» **REQUEST**: Repeat all of the data precisely.
BEGIN DATA LINES
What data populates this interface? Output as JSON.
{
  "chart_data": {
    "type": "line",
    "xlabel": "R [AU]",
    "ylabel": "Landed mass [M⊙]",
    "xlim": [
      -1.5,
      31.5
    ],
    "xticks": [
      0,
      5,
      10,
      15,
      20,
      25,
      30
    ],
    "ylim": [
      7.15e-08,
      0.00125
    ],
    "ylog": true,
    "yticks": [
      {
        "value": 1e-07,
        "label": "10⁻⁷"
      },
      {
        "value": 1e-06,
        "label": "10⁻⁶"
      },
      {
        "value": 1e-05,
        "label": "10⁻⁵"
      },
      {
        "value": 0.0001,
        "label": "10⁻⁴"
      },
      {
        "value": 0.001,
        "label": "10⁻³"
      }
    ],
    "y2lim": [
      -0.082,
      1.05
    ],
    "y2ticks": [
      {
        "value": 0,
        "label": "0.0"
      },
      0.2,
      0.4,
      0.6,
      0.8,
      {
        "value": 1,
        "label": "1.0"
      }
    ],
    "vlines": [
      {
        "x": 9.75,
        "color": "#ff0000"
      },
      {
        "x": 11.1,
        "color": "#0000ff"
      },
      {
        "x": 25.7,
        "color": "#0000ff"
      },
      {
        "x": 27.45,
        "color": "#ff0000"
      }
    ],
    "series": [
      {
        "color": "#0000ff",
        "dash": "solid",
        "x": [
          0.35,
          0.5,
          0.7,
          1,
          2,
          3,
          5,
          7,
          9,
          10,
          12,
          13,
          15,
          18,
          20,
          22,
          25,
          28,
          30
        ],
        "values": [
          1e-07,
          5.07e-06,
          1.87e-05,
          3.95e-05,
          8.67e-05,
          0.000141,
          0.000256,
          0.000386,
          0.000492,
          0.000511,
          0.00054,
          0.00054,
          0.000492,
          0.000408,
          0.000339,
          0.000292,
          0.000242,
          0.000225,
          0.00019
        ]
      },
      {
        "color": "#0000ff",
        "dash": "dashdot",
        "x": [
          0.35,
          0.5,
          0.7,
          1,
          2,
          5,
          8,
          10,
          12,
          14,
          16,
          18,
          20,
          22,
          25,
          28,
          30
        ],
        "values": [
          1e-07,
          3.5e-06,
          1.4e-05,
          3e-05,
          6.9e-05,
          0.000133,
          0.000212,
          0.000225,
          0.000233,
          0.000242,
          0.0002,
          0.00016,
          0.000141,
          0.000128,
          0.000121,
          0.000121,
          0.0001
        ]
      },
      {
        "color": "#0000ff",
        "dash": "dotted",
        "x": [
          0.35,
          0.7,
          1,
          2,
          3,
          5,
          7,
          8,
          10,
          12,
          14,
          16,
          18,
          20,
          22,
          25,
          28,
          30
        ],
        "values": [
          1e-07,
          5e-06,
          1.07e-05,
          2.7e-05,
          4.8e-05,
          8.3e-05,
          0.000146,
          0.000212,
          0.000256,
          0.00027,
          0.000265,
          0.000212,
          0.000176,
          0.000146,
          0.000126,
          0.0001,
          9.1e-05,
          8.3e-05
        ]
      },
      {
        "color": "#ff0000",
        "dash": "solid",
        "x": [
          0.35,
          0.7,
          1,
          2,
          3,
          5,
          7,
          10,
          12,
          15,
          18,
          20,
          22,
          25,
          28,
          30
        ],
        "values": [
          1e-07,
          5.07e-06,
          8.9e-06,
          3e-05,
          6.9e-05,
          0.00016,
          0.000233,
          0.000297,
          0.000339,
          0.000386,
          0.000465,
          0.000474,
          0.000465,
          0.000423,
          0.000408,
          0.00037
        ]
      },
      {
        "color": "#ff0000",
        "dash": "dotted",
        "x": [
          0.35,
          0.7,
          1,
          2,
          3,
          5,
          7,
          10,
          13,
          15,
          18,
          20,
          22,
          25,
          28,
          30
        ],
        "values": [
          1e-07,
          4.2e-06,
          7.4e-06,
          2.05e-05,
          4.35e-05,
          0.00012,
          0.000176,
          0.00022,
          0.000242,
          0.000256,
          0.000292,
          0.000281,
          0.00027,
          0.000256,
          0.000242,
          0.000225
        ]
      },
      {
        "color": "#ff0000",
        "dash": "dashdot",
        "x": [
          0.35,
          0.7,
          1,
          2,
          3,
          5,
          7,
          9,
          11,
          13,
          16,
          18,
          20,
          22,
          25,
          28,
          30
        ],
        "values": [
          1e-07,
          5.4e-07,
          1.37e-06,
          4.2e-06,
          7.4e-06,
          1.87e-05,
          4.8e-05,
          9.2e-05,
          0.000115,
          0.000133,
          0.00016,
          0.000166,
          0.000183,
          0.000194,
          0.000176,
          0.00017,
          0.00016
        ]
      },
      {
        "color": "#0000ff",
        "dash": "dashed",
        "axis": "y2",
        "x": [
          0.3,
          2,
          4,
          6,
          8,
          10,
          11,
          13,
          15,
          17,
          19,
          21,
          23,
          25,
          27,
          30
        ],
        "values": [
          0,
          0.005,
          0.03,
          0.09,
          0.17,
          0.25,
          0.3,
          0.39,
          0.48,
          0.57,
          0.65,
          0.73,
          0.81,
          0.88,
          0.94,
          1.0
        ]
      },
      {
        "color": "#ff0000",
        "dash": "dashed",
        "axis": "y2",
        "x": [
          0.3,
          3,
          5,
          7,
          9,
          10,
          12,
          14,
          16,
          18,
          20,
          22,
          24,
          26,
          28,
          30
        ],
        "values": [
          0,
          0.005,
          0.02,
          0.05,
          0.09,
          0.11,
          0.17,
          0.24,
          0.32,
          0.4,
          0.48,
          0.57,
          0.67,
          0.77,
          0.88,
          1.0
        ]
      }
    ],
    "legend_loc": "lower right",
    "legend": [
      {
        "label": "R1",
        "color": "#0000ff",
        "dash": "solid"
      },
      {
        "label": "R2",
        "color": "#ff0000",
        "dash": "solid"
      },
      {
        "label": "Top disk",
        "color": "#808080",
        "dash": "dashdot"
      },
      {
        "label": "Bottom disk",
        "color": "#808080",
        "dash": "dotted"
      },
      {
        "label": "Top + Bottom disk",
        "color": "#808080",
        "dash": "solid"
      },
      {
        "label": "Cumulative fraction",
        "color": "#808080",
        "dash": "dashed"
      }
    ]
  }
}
END DATA LINES
» **OUTPUT OF THE EXERCISE**:
What data populates this interface? Output as JSON.
{
  "chart_data": {
    "type": "line",
    "xlabel": "R [AU]",
    "ylabel": "Landed mass [M⊙]",
    "xlim": [
      -1.5,
      31.5
    ],
    "xticks": [
      0,
      5,
      10,
      15,
      20,
      25,
      30
    ],
    "ylim": [
      7.15e-08,
      0.00125
    ],
    "ylog": true,
    "yticks": [
      {
        "value": 1e-07,
        "label": "10⁻⁷"
      },
      {
        "value": 1e-06,
        "label": "10⁻⁶"
      },
      {
        "value": 1e-05,
        "label": "10⁻⁵"
      },
      {
        "value": 0.0001,
        "label": "10⁻⁴"
      },
      {
        "value": 0.001,
        "label": "10⁻³"
      }
    ],
    "y2lim": [
      -0.082,
      1.05
    ],
    "y2ticks": [
      {
        "value": 0,
        "label": "0.0"
      },
      0.2,
      0.4,
      0.6,
      0.8,
      {
        "value": 1,
        "label": "1.0"
      }
    ],
    "vlines": [
      {
        "x": 9.75,
        "color": "#ff0000"
      },
      {
        "x": 11.1,
        "color": "#0000ff"
      },
      {
        "x": 25.7,
        "color": "#0000ff"
      },
      {
        "x": 27.45,
        "color": "#ff0000"
      }
    ],
    "series": [
      {
        "color": "#0000ff",
        "dash": "solid",
        "x": [
          0.35,
          0.5,
          0.7,
          1,
          2,
          3,
          5,
          7,
          9,
          10,
          12,
          13,
          15,
          18,
          20,
          22,
          25,
          28,
          30
        ],
        "values": [
          1e-07,
          5.07e-06,
          1.87e-05,
          3.95e-05,
          8.67e-05,
          0.000141,
          0.000256,
          0.000386,
          0.000492,
          0.000511,
          0.00054,
          0.00054,
          0.000492,
          0.000408,
          0.000339,
          0.000292,
          0.000242,
          0.000225,
          0.00019
        ]
      },
      {
        "color": "#0000ff",
        "dash": "dashdot",
        "x": [
          0.35,
          0.5,
          0.7,
          1,
          2,
          5,
          8,
          10,
          12,
          14,
          16,
          18,
          20,
          22,
          25,
          28,
          30
        ],
        "values": [
          1e-07,
          3.5e-06,
          1.4e-05,
          3e-05,
          6.9e-05,
          0.000133,
          0.000212,
          0.000225,
          0.000233,
          0.000242,
          0.0002,
          0.00016,
          0.000141,
          0.000128,
          0.000121,
          0.000121,
          0.0001
        ]
      },
      {
        "color": "#0000ff",
        "dash": "dotted",
        "x": [
          0.35,
          0.7,
          1,
          2,
          3,
          5,
          7,
          8,
          10,
          12,
          14,
          16,
          18,
          20,
          22,
          25,
          28,
          30
        ],
        "values": [
          1e-07,
          5e-06,
          1.07e-05,
          2.7e-05,
          4.8e-05,
          8.3e-05,
          0.000146,
          0.000212,
          0.000256,
          0.00027,
          0.000265,
          0.000212,
          0.000176,
          0.000146,
          0.000126,
          0.0001,
          9.1e-05,
          8.3e-05
        ]
      },
      {
        "color": "#ff0000",
        "dash": "solid",
        "x": [
          0.35,
          0.7,
          1,
          2,
          3,
          5,
          7,
          10,
          12,
          15,
          18,
          20,
          22,
          25,
          28,
          30
        ],
        "values": [
          1e-07,
          5.07e-06,
          8.9e-06,
          3e-05,
          6.9e-05,
          0.00016,
          0.000233,
          0.000297,
          0.000339,
          0.000386,
          0.000465,
          0.000474,
          0.000465,
          0.000423,
          0.000408,
          0.00037
        ]
      },
      {
        "color": "#ff0000",
        "dash": "dotted",
        "x": [
          0.35,
          0.7,
          1,
          2,
          3,
          5,
          7,
          10,
          13,
          15,
          18,
          20,
          22,
          25,
          28,
          30
        ],
        "values": [
          1e-07,
          4.2e-06,
          7.4e-06,
          2.05e-05,
          4.35e-05,
          0.00012,
          0.000176,
          0.00022,
          0.000242,
          0.000256,
          0.000292,
          0.000281,
          0.00027,
          0.000256,
          0.000242,
          0.000225
        ]
      },
      {
        "color": "#ff0000",
        "dash": "dashdot",
        "x": [
          0.35,
          0.7,
          1,
          2,
          3,
          5,
          7,
          9,
          11,
          13,
          16,
          18,
          20,
          22,
          25,
          28,
          30
        ],
        "values": [
          1e-07,
          5.4e-07,
          1.37e-06,
          4.2e-06,
          7.4e-06,
          1.87e-05,
          4.8e-05,
          9.2e-05,
          0.000115,
          0.000133,
          0.00016,
          0.000166,
          0.000183,
          0.000194,
          0.000176,
          0.00017,
          0.00016
        ]
      },
      {
        "color": "#0000ff",
        "dash": "dashed",
        "axis": "y2",
        "x": [
          0.3,
          2,
          4,
          6,
          8,
          10,
          11,
          13,
          15,
          17,
          19,
          21,
          23,
          25,
          27,
          30
        ],
        "values": [
          0,
          0.005,
          0.03,
          0.09,
          0.17,
          0.25,
          0.3,
          0.39,
          0.48,
          0.57,
          0.65,
          0.73,
          0.81,
          0.88,
          0.94,
          1.0
        ]
      },
      {
        "color": "#ff0000",
        "dash": "dashed",
        "axis": "y2",
        "x": [
          0.3,
          3,
          5,
          7,
          9,
          10,
          12,
          14,
          16,
          18,
          20,
          22,
          24,
          26,
          28,
          30
        ],
        "values": [
          0,
          0.005,
          0.02,
          0.05,
          0.09,
          0.11,
          0.17,
          0.24,
          0.32,
          0.4,
          0.48,
          0.57,
          0.67,
          0.77,
          0.88,
          1.0
        ]
      }
    ],
    "legend_loc": "lower right",
    "legend": [
      {
        "label": "R1",
        "color": "#0000ff",
        "dash": "solid"
      },
      {
        "label": "R2",
        "color": "#ff0000",
        "dash": "solid"
      },
      {
        "label": "Top disk",
        "color": "#808080",
        "dash": "dashdot"
      },
      {
        "label": "Bottom disk",
        "color": "#808080",
        "dash": "dotted"
      },
      {
        "label": "Top + Bottom disk",
        "color": "#808080",
        "dash": "solid"
      },
      {
        "label": "Cumulative fraction",
        "color": "#808080",
        "dash": "dashed"
      }
    ]
  }
}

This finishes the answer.